#### Work instructions:
Copy every entry exactly as given, minus the images.

#### Material provided:
========================================

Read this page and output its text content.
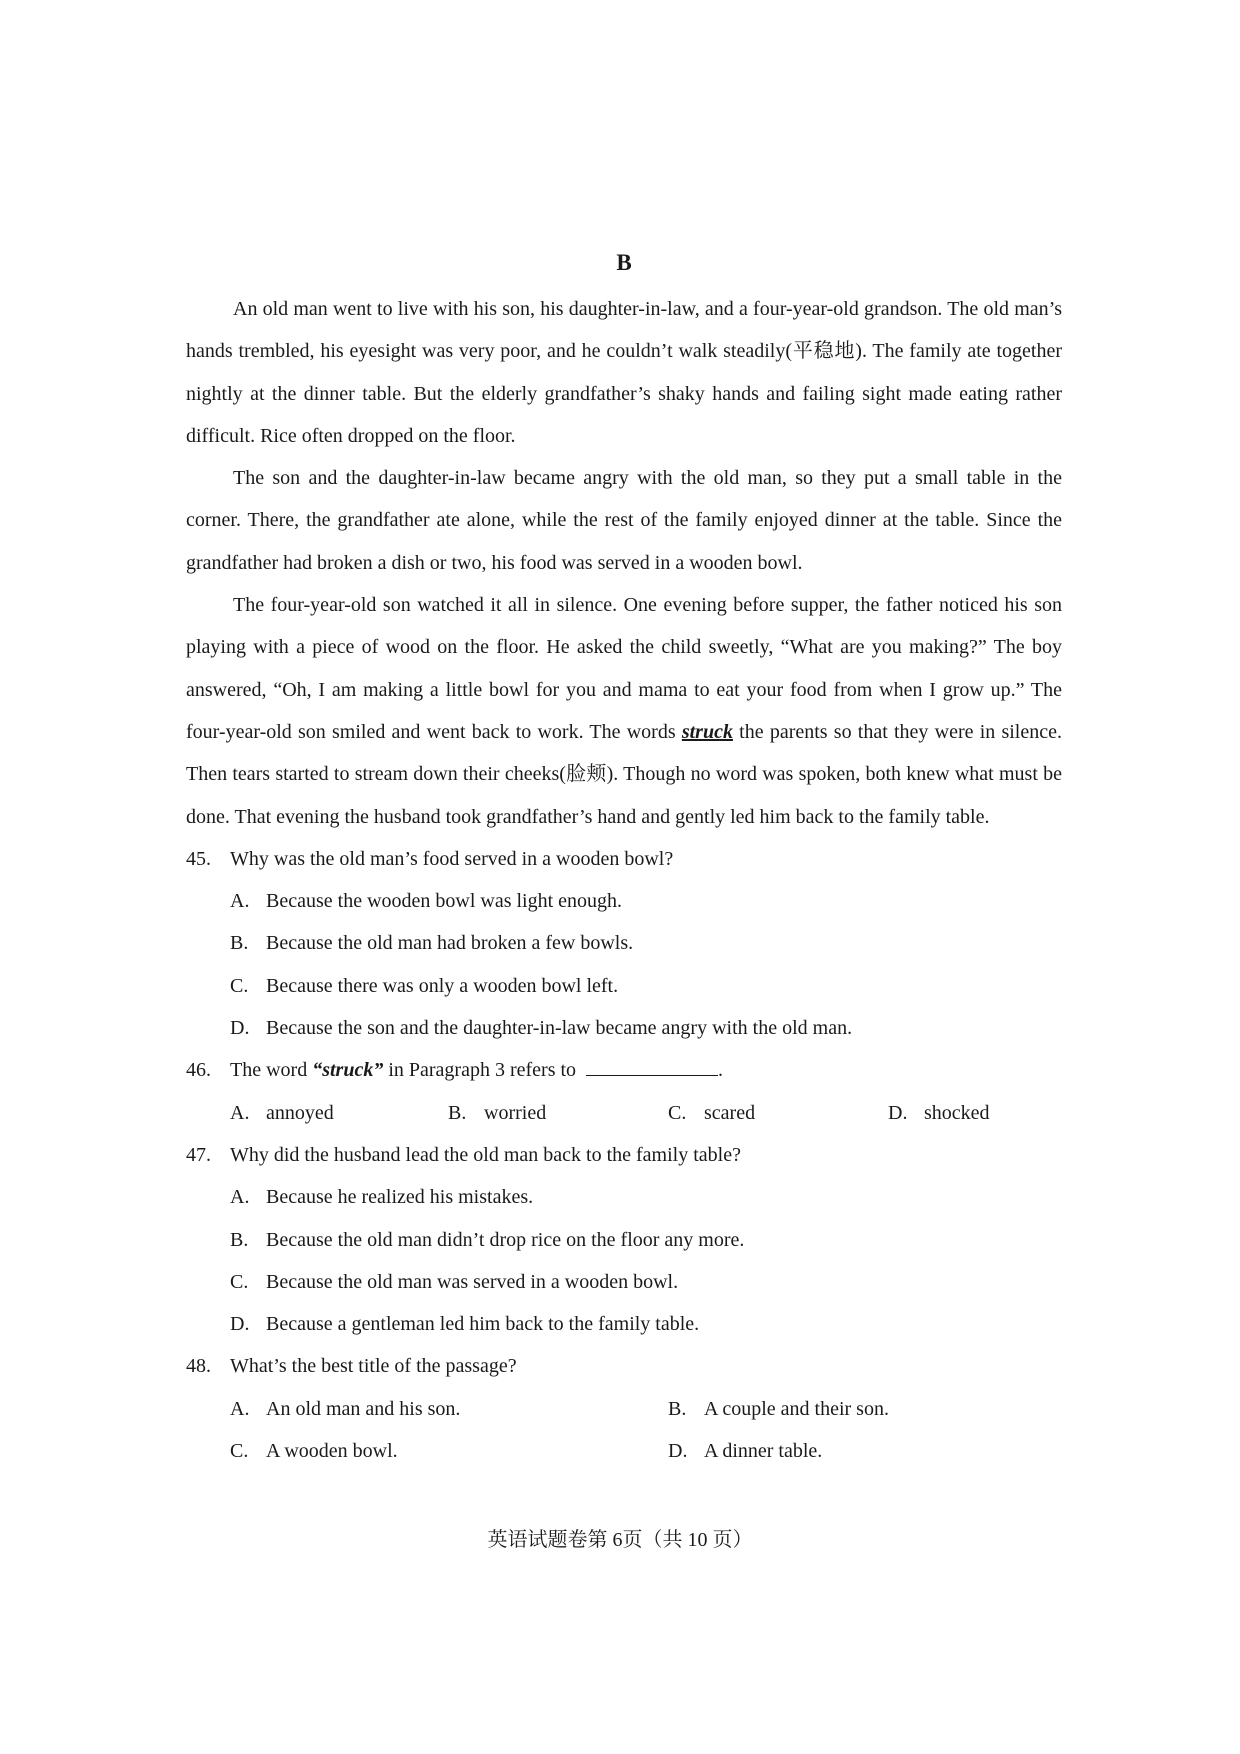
B

An old man went to live with his son, his daughter-in-law, and a four-year-old grandson. The old man’s hands trembled, his eyesight was very poor, and he couldn’t walk steadily(平稳地). The family ate together nightly at the dinner table. But the elderly grandfather’s shaky hands and failing sight made eating rather difficult. Rice often dropped on the floor.

The son and the daughter-in-law became angry with the old man, so they put a small table in the corner. There, the grandfather ate alone, while the rest of the family enjoyed dinner at the table. Since the grandfather had broken a dish or two, his food was served in a wooden bowl.

The four-year-old son watched it all in silence. One evening before supper, the father noticed his son playing with a piece of wood on the floor. He asked the child sweetly, “What are you making?” The boy answered, “Oh, I am making a little bowl for you and mama to eat your food from when I grow up.” The four-year-old son smiled and went back to work. The words struck the parents so that they were in silence. Then tears started to stream down their cheeks(脸颊). Though no word was spoken, both knew what must be done. That evening the husband took grandfather’s hand and gently led him back to the family table.

45. Why was the old man’s food served in a wooden bowl?
A. Because the wooden bowl was light enough.
B. Because the old man had broken a few bowls.
C. Because there was only a wooden bowl left.
D. Because the son and the daughter-in-law became angry with the old man.
46. The word “struck” in Paragraph 3 refers to	.
A. annoyed	B. worried	C. scared	D. shocked
47. Why did the husband lead the old man back to the family table?
A. Because he realized his mistakes.
B. Because the old man didn’t drop rice on the floor any more.
C. Because the old man was served in a wooden bowl.
D. Because a gentleman led him back to the family table.
48. What’s the best title of the passage?
A. An old man and his son.	B. A couple and their son.
C. A wooden bowl.	D. A dinner table.
英语试题卷第 6页（共 10 页）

========================================

#### Finished exercise:
Read this page and output its text content.
B

An old man went to live with his son, his daughter-in-law, and a four-year-old grandson. The old man’s hands trembled, his eyesight was very poor, and he couldn’t walk steadily(平稳地). The family ate together nightly at the dinner table. But the elderly grandfather’s shaky hands and failing sight made eating rather difficult. Rice often dropped on the floor.

The son and the daughter-in-law became angry with the old man, so they put a small table in the corner. There, the grandfather ate alone, while the rest of the family enjoyed dinner at the table. Since the grandfather had broken a dish or two, his food was served in a wooden bowl.

The four-year-old son watched it all in silence. One evening before supper, the father noticed his son playing with a piece of wood on the floor. He asked the child sweetly, “What are you making?” The boy answered, “Oh, I am making a little bowl for you and mama to eat your food from when I grow up.” The four-year-old son smiled and went back to work. The words struck the parents so that they were in silence. Then tears started to stream down their cheeks(脸颊). Though no word was spoken, both knew what must be done. That evening the husband took grandfather’s hand and gently led him back to the family table.

45. Why was the old man’s food served in a wooden bowl?
A. Because the wooden bowl was light enough.
B. Because the old man had broken a few bowls.
C. Because there was only a wooden bowl left.
D. Because the son and the daughter-in-law became angry with the old man.
46. The word “struck” in Paragraph 3 refers to	.
A. annoyed	B. worried	C. scared	D. shocked
47. Why did the husband lead the old man back to the family table?
A. Because he realized his mistakes.
B. Because the old man didn’t drop rice on the floor any more.
C. Because the old man was served in a wooden bowl.
D. Because a gentleman led him back to the family table.
48. What’s the best title of the passage?
A. An old man and his son.	B. A couple and their son.
C. A wooden bowl.	D. A dinner table.
英语试题卷第 6页（共 10 页）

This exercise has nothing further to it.